*Exercise task*
Locate every line below that contains the word "строительства", and copy each such line in full.

[Dataset records]
Begin

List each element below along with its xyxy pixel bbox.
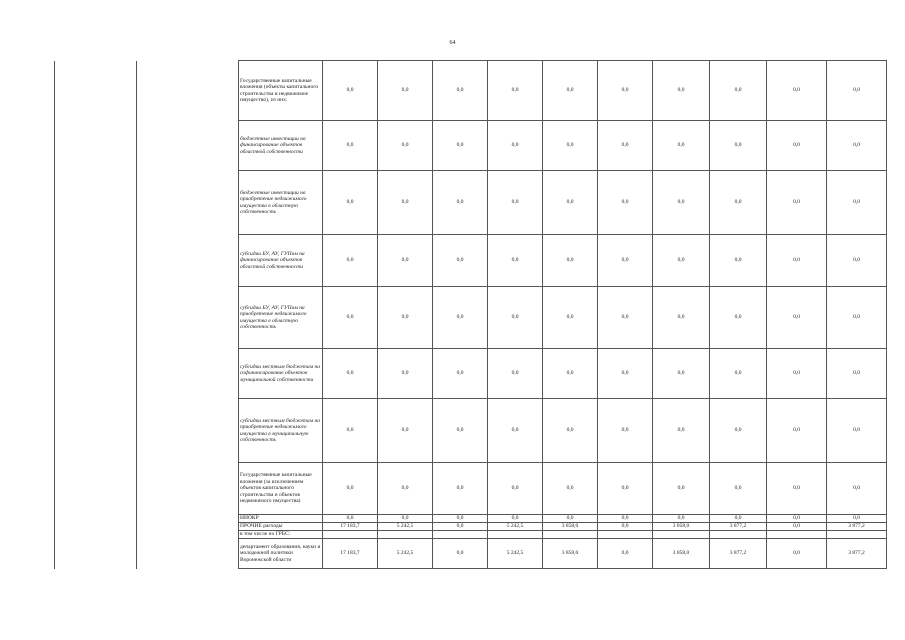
value-cell: 0,0: [488, 171, 543, 235]
table-row: [55, 515, 887, 523]
value-cell: 17 183,7: [323, 539, 378, 569]
value-cell: 0,0: [378, 171, 433, 235]
value-cell: [653, 531, 710, 539]
value-cell: 0,0: [653, 287, 710, 349]
blank-cell: [137, 235, 239, 287]
value-cell: 0,0: [543, 515, 598, 523]
blank-cell: [55, 399, 137, 463]
value-cell: 0,0: [767, 171, 827, 235]
value-cell: 0,0: [598, 235, 653, 287]
value-cell: 0,0: [378, 61, 433, 121]
value-cell: 3 858,0: [543, 523, 598, 531]
value-cell: [323, 531, 378, 539]
page-number: 64: [449, 40, 456, 46]
value-cell: 0,0: [433, 515, 488, 523]
row-label: НИОКР: [239, 515, 323, 523]
row-label: субсидии БУ, АУ, ГУПам на финансирование объектов областной собственности: [239, 235, 323, 287]
row-label: ПРОЧИЕ расходы: [239, 523, 323, 531]
value-cell: 0,0: [598, 463, 653, 515]
value-cell: 0,0: [488, 349, 543, 399]
blank-cell: [55, 515, 137, 523]
row-label: бюджетные инвестиции на приобретение недвижимого имущества в областную собственность: [239, 171, 323, 235]
value-cell: 0,0: [543, 171, 598, 235]
value-cell: 0,0: [543, 61, 598, 121]
value-cell: 0,0: [433, 61, 488, 121]
value-cell: [598, 531, 653, 539]
value-cell: 17 183,7: [323, 523, 378, 531]
blank-cell: [137, 531, 239, 539]
value-cell: 0,0: [488, 463, 543, 515]
blank-cell: [55, 463, 137, 515]
value-cell: 0,0: [767, 539, 827, 569]
value-cell: 0,0: [543, 463, 598, 515]
value-cell: 0,0: [653, 463, 710, 515]
value-cell: 0,0: [323, 235, 378, 287]
table-row: [55, 171, 887, 235]
value-cell: 0,0: [323, 61, 378, 121]
value-cell: 0,0: [433, 463, 488, 515]
value-cell: 0,0: [323, 349, 378, 399]
blank-cell: [137, 463, 239, 515]
value-cell: 0,0: [488, 61, 543, 121]
value-cell: 0,0: [767, 515, 827, 523]
value-cell: 0,0: [767, 399, 827, 463]
row-label: бюджетные инвестиции на финансирование объектов областной собственности: [239, 121, 323, 171]
table-row: [55, 463, 887, 515]
value-cell: 0,0: [488, 399, 543, 463]
value-cell: 0,0: [827, 235, 887, 287]
value-cell: 0,0: [488, 515, 543, 523]
value-cell: 0,0: [598, 287, 653, 349]
value-cell: 3 877,2: [827, 539, 887, 569]
blank-cell: [137, 523, 239, 531]
blank-cell: [137, 539, 239, 569]
value-cell: 0,0: [767, 61, 827, 121]
blank-cell: [55, 171, 137, 235]
table-row: [55, 235, 887, 287]
value-cell: 5 242,5: [488, 539, 543, 569]
value-cell: 0,0: [653, 235, 710, 287]
blank-cell: [137, 399, 239, 463]
blank-cell: [55, 349, 137, 399]
value-cell: 0,0: [543, 399, 598, 463]
value-cell: 0,0: [767, 121, 827, 171]
value-cell: 0,0: [598, 515, 653, 523]
value-cell: [488, 531, 543, 539]
value-cell: 0,0: [767, 523, 827, 531]
blank-cell: [137, 171, 239, 235]
value-cell: 0,0: [710, 463, 767, 515]
value-cell: 0,0: [767, 349, 827, 399]
blank-cell: [55, 61, 137, 121]
blank-cell: [55, 121, 137, 171]
blank-cell: [137, 349, 239, 399]
table-row: [55, 287, 887, 349]
value-cell: 0,0: [598, 399, 653, 463]
budget-table: [54, 60, 887, 569]
table-row: [55, 61, 887, 121]
blank-cell: [137, 61, 239, 121]
value-cell: 0,0: [433, 539, 488, 569]
value-cell: 0,0: [653, 171, 710, 235]
value-cell: [378, 531, 433, 539]
value-cell: 0,0: [598, 539, 653, 569]
value-cell: 0,0: [710, 171, 767, 235]
value-cell: 0,0: [543, 235, 598, 287]
value-cell: 0,0: [378, 287, 433, 349]
blank-cell: [55, 523, 137, 531]
blank-cell: [137, 287, 239, 349]
value-cell: 0,0: [323, 287, 378, 349]
value-cell: 0,0: [827, 515, 887, 523]
value-cell: 3 858,0: [653, 523, 710, 531]
value-cell: 0,0: [598, 171, 653, 235]
value-cell: 0,0: [827, 61, 887, 121]
value-cell: 0,0: [433, 287, 488, 349]
table-row: [55, 531, 887, 539]
value-cell: 0,0: [827, 121, 887, 171]
table-row: [55, 349, 887, 399]
value-cell: 3 877,2: [827, 523, 887, 531]
value-cell: 0,0: [543, 349, 598, 399]
value-cell: 0,0: [433, 349, 488, 399]
row-label: Государственные капитальные вложения (за исключением объектов капитального строительства и объектов недвижимого имущества): [239, 463, 323, 515]
value-cell: 0,0: [323, 463, 378, 515]
row-label: департамент образования, науки и молодежной политики Воронежской области: [239, 539, 323, 569]
row-label: субсидии местным бюджетам на софинансирование объектов муниципальной собственности: [239, 349, 323, 399]
value-cell: 0,0: [378, 399, 433, 463]
value-cell: 0,0: [710, 515, 767, 523]
value-cell: 3 877,2: [710, 539, 767, 569]
blank-cell: [137, 121, 239, 171]
value-cell: 0,0: [598, 121, 653, 171]
value-cell: 5 242,5: [378, 539, 433, 569]
value-cell: 0,0: [710, 61, 767, 121]
value-cell: 0,0: [710, 121, 767, 171]
value-cell: 0,0: [433, 399, 488, 463]
value-cell: 3 877,2: [710, 523, 767, 531]
value-cell: 0,0: [767, 235, 827, 287]
value-cell: 0,0: [653, 61, 710, 121]
value-cell: 0,0: [433, 171, 488, 235]
value-cell: 0,0: [767, 463, 827, 515]
value-cell: 0,0: [653, 399, 710, 463]
row-label: в том числе по ГРБС:: [239, 531, 323, 539]
value-cell: [767, 531, 827, 539]
value-cell: 5 242,5: [488, 523, 543, 531]
value-cell: 0,0: [323, 121, 378, 171]
value-cell: 0,0: [598, 61, 653, 121]
value-cell: 0,0: [767, 287, 827, 349]
blank-cell: [137, 515, 239, 523]
value-cell: 0,0: [598, 523, 653, 531]
value-cell: 0,0: [378, 235, 433, 287]
row-label: субсидии БУ, АУ, ГУПам на приобретение недвижимого имущества в областную собственность: [239, 287, 323, 349]
value-cell: 0,0: [378, 463, 433, 515]
table-row: [55, 399, 887, 463]
value-cell: 0,0: [323, 399, 378, 463]
value-cell: [433, 531, 488, 539]
value-cell: 0,0: [827, 171, 887, 235]
value-cell: 0,0: [433, 523, 488, 531]
value-cell: 0,0: [653, 121, 710, 171]
value-cell: 0,0: [710, 399, 767, 463]
value-cell: [827, 531, 887, 539]
value-cell: 0,0: [433, 121, 488, 171]
value-cell: 0,0: [827, 399, 887, 463]
value-cell: 0,0: [653, 349, 710, 399]
blank-cell: [55, 235, 137, 287]
value-cell: 5 242,5: [378, 523, 433, 531]
value-cell: 0,0: [710, 235, 767, 287]
value-cell: 0,0: [710, 349, 767, 399]
value-cell: 3 858,0: [543, 539, 598, 569]
blank-cell: [55, 531, 137, 539]
value-cell: 0,0: [543, 287, 598, 349]
value-cell: 0,0: [543, 121, 598, 171]
value-cell: 0,0: [488, 287, 543, 349]
table-row: [55, 121, 887, 171]
value-cell: 0,0: [598, 349, 653, 399]
value-cell: 0,0: [488, 235, 543, 287]
value-cell: 3 858,0: [653, 539, 710, 569]
value-cell: 0,0: [827, 287, 887, 349]
value-cell: 0,0: [488, 121, 543, 171]
blank-cell: [55, 539, 137, 569]
table-row: [55, 539, 887, 569]
value-cell: 0,0: [653, 515, 710, 523]
table-row: [55, 523, 887, 531]
value-cell: 0,0: [433, 235, 488, 287]
row-label: субсидии местным бюджетам на приобретение недвижимого имущества в муниципальную собственность: [239, 399, 323, 463]
value-cell: 0,0: [378, 349, 433, 399]
row-label: Государственные капитальные вложения (объекты капитального строительства и недвижимое имущество), из них:: [239, 61, 323, 121]
value-cell: 0,0: [710, 287, 767, 349]
value-cell: 0,0: [323, 515, 378, 523]
value-cell: [710, 531, 767, 539]
blank-cell: [55, 287, 137, 349]
value-cell: 0,0: [378, 515, 433, 523]
value-cell: 0,0: [378, 121, 433, 171]
value-cell: [543, 531, 598, 539]
value-cell: 0,0: [827, 463, 887, 515]
value-cell: 0,0: [827, 349, 887, 399]
value-cell: 0,0: [323, 171, 378, 235]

End

*Completed exercise*
row-label: Государственные капитальные вложения (за исключением объектов капитального строительства и объектов недвижимого имущества): [239, 463, 323, 515]
row-label: Государственные капитальные вложения (объекты капитального строительства и недвижимое имущество), из них:: [239, 61, 323, 121]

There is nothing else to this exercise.